Aşağıdaki veride "card-bottom-bar [377, 696, 660, 702]" ifadesinin geçtiği satırdan başlayarak "metric-card[interactable]: Free Cash" ifadesinin geçtiği satırda durunuz. Bu iki satır dâhil olmak üzere aradaki satırları hiçbir değişiklik yapmadan yeniden yazınız.

===

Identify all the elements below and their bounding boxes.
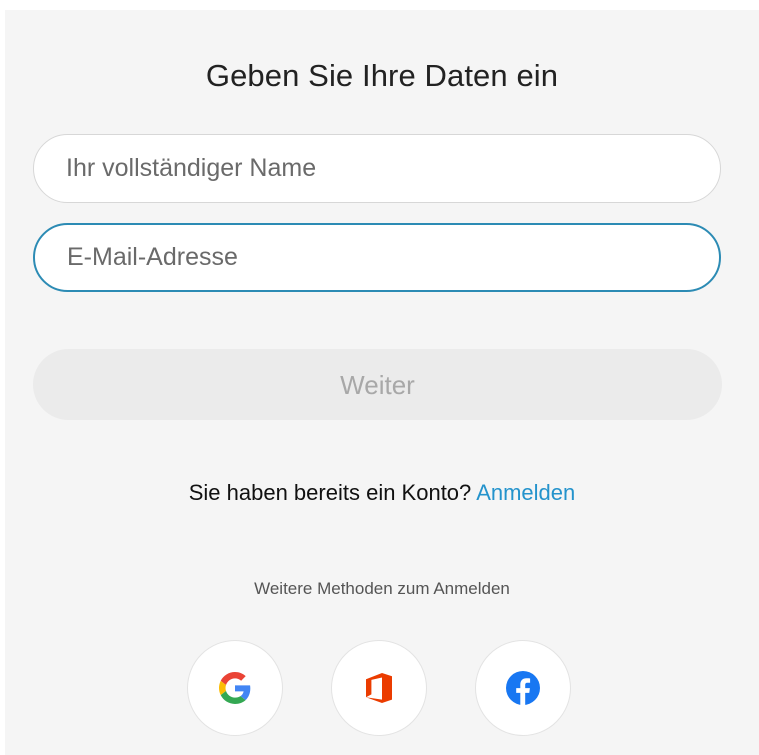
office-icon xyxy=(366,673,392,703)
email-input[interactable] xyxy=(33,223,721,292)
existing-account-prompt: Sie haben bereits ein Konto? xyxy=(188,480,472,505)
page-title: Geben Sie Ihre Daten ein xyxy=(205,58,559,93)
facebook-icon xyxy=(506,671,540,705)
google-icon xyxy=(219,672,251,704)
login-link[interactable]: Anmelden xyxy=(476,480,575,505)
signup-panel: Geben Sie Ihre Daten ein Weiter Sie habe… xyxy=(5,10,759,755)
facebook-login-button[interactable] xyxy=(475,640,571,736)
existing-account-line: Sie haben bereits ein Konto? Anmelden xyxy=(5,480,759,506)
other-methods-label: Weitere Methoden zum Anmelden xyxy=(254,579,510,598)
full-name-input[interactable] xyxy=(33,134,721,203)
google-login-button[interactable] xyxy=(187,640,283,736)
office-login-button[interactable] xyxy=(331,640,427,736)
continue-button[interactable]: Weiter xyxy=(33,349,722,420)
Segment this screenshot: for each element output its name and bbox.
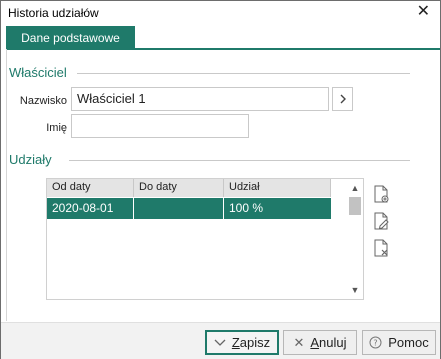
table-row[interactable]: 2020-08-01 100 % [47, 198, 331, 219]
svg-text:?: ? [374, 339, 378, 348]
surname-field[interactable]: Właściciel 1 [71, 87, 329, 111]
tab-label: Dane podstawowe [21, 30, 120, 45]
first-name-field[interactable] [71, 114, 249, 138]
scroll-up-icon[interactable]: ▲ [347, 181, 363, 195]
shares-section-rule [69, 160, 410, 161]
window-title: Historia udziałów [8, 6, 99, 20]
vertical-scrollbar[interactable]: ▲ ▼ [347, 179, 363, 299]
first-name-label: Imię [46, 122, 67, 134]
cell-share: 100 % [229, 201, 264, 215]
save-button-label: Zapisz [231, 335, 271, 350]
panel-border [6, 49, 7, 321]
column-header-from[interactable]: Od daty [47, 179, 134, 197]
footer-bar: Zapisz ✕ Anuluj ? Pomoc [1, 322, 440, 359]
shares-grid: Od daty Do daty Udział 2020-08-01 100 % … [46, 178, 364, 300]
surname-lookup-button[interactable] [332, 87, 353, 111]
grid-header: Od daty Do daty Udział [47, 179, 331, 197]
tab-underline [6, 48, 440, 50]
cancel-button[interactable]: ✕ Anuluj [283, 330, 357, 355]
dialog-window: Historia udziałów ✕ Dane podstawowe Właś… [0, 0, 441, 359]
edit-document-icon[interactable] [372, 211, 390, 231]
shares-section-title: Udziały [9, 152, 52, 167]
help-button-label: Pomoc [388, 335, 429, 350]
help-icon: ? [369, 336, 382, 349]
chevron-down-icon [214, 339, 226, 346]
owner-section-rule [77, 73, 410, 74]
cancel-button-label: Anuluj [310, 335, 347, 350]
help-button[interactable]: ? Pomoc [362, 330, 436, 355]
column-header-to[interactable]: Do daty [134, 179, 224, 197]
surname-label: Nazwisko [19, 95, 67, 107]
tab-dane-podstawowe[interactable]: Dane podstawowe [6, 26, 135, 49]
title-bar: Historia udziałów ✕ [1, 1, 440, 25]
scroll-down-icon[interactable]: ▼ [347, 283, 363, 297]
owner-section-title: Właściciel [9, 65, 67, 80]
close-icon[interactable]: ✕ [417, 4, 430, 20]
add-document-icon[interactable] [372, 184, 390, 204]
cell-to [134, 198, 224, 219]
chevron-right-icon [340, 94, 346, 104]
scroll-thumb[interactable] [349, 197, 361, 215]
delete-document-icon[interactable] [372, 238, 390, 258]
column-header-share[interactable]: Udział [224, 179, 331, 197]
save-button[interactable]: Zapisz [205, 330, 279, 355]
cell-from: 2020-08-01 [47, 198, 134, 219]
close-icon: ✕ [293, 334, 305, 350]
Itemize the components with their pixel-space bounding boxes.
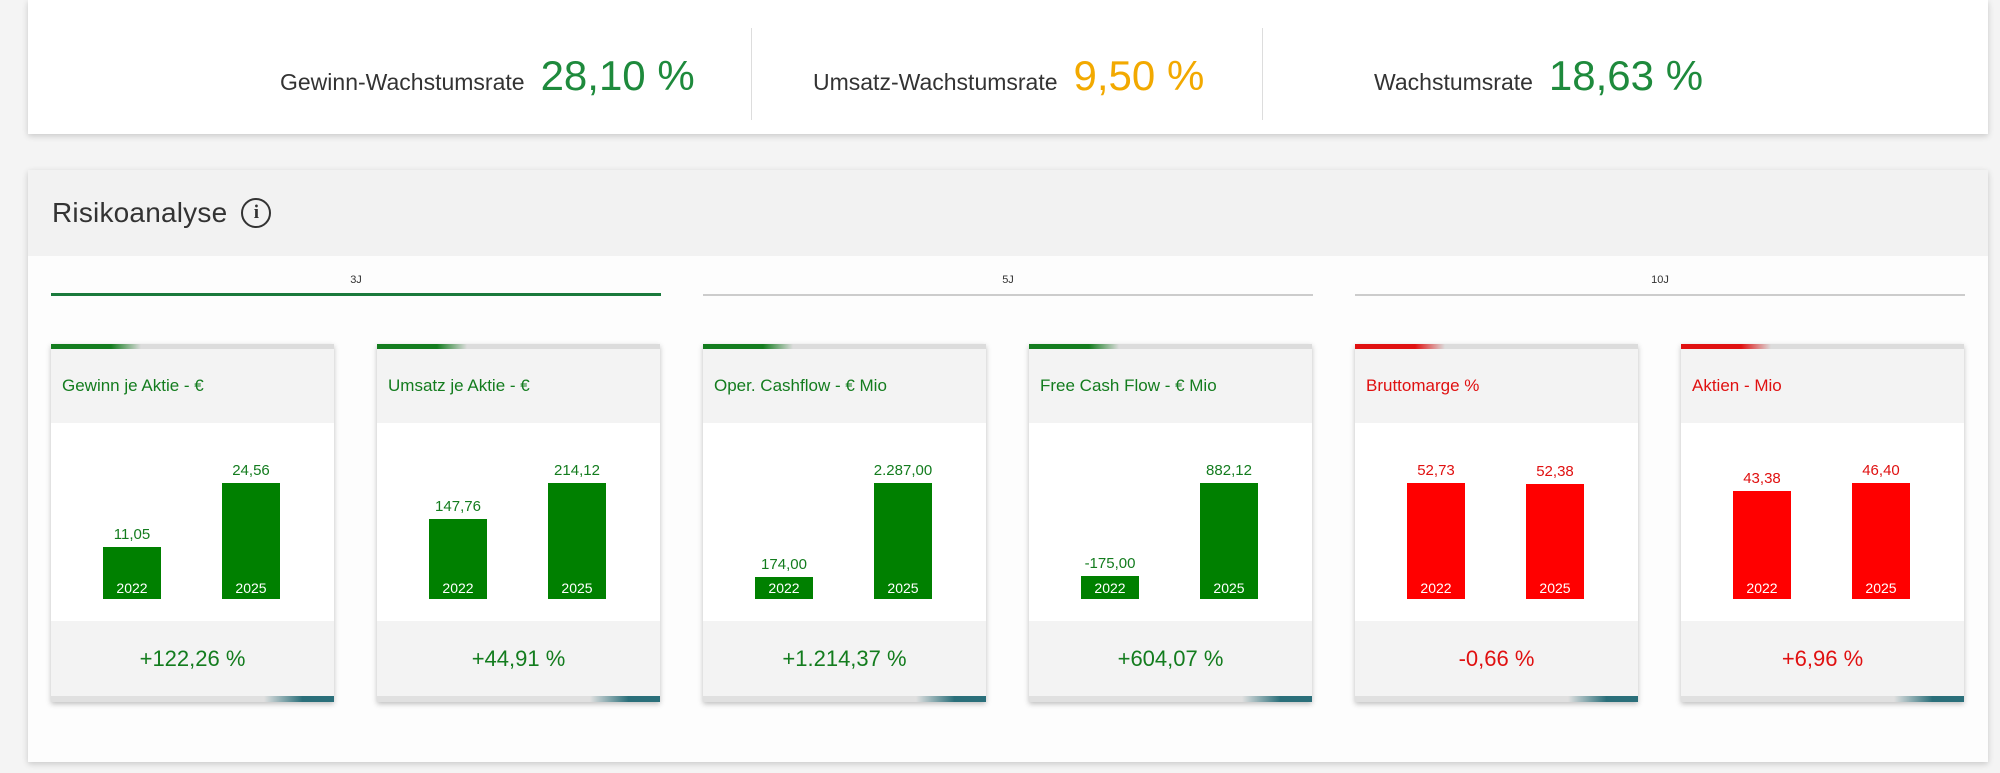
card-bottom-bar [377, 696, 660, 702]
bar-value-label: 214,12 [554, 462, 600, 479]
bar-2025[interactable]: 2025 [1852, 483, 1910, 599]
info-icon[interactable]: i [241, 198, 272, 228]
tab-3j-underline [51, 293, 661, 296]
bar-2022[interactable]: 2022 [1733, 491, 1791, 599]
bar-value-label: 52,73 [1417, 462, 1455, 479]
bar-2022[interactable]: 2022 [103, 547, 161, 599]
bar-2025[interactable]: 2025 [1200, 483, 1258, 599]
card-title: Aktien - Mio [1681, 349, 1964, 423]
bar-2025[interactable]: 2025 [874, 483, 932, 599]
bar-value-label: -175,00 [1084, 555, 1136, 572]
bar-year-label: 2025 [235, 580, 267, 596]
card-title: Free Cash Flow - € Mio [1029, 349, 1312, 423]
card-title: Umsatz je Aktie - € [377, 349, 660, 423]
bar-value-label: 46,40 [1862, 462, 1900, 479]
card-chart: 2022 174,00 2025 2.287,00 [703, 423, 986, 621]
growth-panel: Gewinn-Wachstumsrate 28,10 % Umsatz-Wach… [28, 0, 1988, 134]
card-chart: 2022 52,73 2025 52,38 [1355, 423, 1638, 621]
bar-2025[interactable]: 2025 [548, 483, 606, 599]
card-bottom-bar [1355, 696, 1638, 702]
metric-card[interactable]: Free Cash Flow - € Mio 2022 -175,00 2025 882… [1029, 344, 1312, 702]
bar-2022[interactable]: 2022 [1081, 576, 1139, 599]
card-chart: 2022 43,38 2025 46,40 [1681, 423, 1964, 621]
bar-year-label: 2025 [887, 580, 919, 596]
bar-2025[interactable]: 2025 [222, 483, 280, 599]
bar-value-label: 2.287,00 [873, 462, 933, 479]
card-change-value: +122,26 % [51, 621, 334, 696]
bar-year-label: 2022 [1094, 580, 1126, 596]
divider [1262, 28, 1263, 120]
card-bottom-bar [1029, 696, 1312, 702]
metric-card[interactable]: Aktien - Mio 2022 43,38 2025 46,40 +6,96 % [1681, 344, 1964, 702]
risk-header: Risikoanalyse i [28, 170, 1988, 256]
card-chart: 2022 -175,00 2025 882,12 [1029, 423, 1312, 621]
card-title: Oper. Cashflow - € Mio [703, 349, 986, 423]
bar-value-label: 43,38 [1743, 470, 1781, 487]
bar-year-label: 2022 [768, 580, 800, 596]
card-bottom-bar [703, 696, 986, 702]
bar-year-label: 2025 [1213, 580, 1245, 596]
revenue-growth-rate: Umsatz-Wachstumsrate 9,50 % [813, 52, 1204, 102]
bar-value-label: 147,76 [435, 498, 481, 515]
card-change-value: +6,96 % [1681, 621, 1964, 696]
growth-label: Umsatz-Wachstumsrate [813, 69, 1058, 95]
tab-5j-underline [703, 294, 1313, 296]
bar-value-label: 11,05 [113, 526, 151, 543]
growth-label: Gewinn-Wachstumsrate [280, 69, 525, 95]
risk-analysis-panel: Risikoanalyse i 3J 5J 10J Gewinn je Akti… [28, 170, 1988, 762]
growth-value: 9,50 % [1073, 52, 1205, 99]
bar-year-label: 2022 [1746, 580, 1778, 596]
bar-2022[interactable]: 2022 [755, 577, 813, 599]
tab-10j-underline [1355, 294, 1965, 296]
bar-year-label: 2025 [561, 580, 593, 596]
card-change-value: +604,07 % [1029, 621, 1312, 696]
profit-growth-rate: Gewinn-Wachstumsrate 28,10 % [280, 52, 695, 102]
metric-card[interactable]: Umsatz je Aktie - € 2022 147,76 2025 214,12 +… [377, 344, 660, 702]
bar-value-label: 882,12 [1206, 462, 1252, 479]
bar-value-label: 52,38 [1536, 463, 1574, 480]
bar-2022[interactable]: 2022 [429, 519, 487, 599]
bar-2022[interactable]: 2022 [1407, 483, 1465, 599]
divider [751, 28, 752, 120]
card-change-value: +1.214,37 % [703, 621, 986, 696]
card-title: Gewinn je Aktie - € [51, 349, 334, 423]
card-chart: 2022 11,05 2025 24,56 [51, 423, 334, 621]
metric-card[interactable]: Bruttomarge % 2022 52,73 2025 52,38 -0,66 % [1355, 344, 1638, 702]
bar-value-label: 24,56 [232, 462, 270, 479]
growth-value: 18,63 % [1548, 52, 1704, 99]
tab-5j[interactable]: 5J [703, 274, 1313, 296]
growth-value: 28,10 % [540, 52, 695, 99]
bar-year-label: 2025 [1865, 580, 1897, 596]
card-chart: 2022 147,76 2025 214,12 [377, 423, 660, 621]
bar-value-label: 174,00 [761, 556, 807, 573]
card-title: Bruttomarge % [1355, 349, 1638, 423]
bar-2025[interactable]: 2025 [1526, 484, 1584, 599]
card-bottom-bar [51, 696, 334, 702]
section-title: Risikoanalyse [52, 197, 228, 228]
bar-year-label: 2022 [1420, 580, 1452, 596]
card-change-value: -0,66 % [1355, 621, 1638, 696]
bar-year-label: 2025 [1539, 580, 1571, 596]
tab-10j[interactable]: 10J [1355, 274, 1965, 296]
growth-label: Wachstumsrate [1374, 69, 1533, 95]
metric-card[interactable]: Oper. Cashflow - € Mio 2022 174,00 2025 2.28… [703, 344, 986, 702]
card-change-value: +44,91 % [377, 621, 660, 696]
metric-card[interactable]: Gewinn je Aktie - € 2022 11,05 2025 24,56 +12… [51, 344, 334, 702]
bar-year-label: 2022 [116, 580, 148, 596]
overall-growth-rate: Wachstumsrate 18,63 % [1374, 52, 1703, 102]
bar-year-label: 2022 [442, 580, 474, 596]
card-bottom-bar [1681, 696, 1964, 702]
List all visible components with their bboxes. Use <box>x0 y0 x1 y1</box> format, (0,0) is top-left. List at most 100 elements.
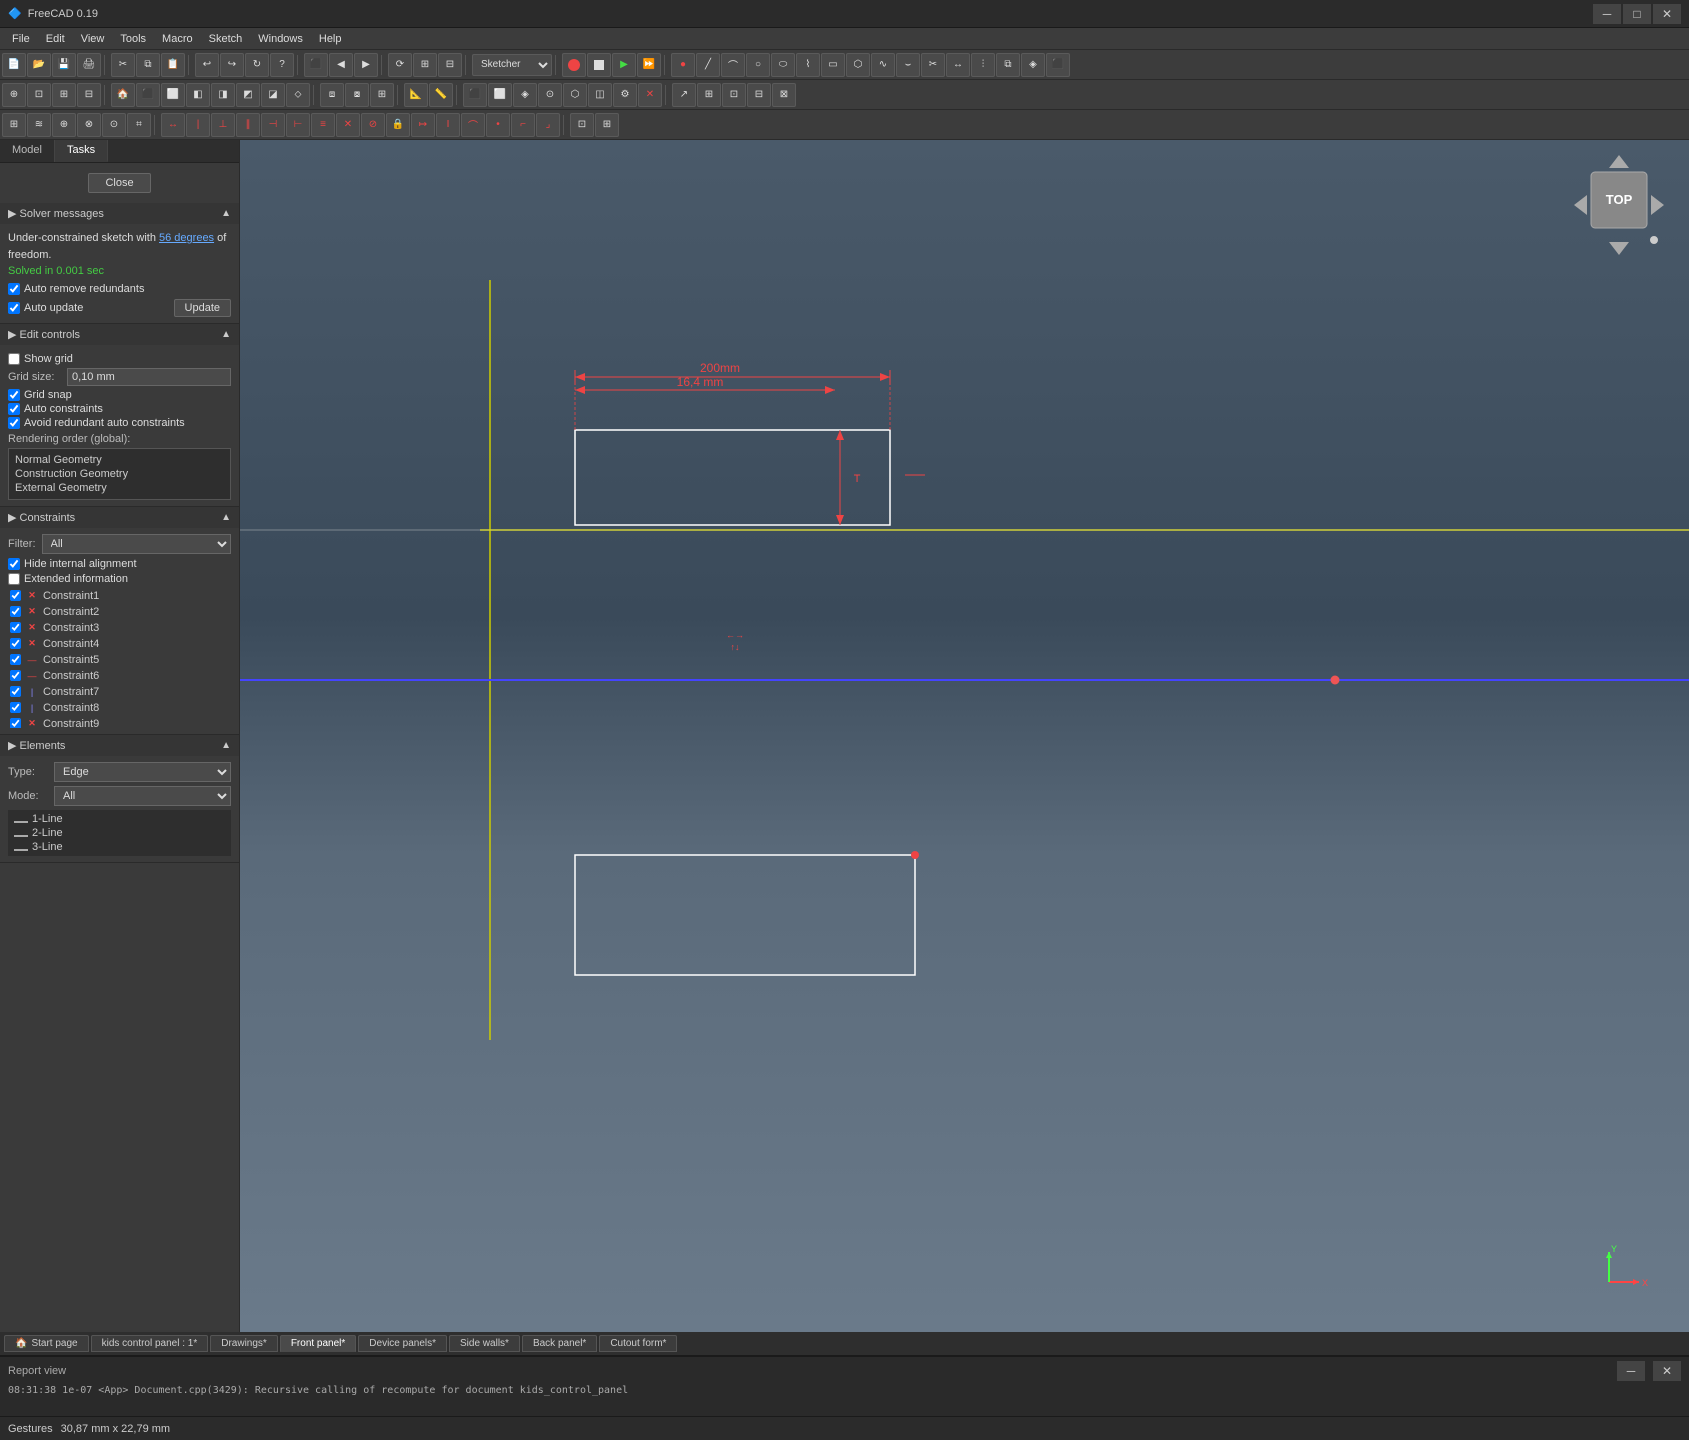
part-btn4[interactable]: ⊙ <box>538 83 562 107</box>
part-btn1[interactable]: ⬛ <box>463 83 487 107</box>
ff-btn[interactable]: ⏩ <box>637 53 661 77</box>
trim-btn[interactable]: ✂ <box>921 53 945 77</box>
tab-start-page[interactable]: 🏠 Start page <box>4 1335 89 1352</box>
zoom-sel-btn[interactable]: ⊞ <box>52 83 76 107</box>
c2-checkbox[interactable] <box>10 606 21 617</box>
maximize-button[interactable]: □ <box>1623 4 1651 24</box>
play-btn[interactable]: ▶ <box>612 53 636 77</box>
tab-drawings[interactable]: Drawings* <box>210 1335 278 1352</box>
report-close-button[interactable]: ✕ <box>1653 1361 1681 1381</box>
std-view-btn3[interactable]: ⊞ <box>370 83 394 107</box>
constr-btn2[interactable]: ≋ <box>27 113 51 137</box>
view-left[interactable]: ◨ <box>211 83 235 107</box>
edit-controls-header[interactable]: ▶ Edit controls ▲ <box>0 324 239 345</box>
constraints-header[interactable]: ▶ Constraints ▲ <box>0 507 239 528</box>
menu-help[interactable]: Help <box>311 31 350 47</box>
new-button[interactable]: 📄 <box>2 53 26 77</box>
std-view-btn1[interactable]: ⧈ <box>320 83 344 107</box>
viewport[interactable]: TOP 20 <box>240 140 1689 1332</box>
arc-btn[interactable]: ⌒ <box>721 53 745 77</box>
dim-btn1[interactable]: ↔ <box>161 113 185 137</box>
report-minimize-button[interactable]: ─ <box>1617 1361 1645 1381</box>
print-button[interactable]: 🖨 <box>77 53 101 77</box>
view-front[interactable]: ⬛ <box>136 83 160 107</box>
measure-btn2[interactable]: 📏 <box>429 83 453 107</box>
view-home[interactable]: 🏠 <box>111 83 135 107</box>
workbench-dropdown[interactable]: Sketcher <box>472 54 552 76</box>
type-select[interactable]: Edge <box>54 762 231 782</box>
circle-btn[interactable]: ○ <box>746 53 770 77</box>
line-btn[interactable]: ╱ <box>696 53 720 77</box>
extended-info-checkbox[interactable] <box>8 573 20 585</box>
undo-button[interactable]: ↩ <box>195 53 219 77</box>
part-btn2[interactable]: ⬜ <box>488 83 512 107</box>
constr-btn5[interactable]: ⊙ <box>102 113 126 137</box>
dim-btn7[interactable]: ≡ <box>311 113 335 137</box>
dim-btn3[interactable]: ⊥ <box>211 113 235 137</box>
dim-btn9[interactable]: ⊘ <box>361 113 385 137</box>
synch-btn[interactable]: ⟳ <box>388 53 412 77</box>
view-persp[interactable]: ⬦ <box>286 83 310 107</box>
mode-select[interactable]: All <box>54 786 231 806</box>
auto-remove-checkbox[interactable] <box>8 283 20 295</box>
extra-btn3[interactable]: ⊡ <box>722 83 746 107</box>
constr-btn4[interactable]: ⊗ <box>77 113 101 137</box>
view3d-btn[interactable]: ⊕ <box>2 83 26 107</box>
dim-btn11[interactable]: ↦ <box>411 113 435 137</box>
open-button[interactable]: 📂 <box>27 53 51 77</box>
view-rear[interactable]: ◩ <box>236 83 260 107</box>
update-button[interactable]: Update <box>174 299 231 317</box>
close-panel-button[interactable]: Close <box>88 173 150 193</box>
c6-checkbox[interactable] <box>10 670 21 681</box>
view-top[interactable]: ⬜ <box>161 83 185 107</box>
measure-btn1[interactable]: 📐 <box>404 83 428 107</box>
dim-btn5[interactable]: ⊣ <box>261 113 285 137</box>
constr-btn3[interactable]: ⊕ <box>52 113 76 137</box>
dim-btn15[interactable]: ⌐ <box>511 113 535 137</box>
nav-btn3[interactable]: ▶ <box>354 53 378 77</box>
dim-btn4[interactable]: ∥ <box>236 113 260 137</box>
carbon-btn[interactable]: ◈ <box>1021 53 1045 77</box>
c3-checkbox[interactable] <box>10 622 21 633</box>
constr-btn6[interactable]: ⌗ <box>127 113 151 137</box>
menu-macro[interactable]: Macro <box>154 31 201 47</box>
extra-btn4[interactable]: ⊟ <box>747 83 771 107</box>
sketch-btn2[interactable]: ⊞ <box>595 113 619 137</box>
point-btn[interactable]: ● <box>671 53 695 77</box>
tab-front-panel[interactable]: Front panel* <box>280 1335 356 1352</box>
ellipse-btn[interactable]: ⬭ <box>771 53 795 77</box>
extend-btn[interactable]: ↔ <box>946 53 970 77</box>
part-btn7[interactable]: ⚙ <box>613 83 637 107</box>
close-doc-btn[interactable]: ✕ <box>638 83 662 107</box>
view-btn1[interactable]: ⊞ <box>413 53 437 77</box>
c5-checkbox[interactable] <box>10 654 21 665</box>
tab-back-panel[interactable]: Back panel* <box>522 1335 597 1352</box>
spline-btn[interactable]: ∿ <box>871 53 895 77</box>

===

* Beklenen yanıt:
card-bottom-bar [377, 696, 660, 702]
bar-value-label: 214,12 [554, 462, 600, 479]
bar-2025[interactable]: 2025 [1852, 483, 1910, 599]
info-icon[interactable]: i [241, 198, 272, 228]
tab-3j-underline [51, 293, 661, 296]
bar-2022[interactable]: 2022 [1733, 491, 1791, 599]
bar-value-label: 52,73 [1417, 462, 1455, 479]
bar-2022[interactable]: 2022 [103, 547, 161, 599]
bar-2025[interactable]: 2025 [1200, 483, 1258, 599]
card-title: Aktien - Mio [1681, 349, 1964, 423]
bar-2025[interactable]: 2025 [874, 483, 932, 599]
bar-value-label: -175,00 [1084, 555, 1136, 572]
bar-year-label: 2025 [235, 580, 267, 596]
card-title: Free Cash Flow - € Mio [1029, 349, 1312, 423]
card-title: Umsatz je Aktie - € [377, 349, 660, 423]
bar-value-label: 46,40 [1862, 462, 1900, 479]
card-chart: 2022 174,00 2025 2.287,00 [703, 423, 986, 621]
growth-panel: Gewinn-Wachstumsrate 28,10 % Umsatz-Wach… [28, 0, 1988, 134]
card-chart: 2022 52,73 2025 52,38 [1355, 423, 1638, 621]
bar-2025[interactable]: 2025 [548, 483, 606, 599]
card-bottom-bar [1355, 696, 1638, 702]
metric-card[interactable]: Free Cash Flow - € Mio 2022 -175,00 2025 882… [1029, 344, 1312, 702]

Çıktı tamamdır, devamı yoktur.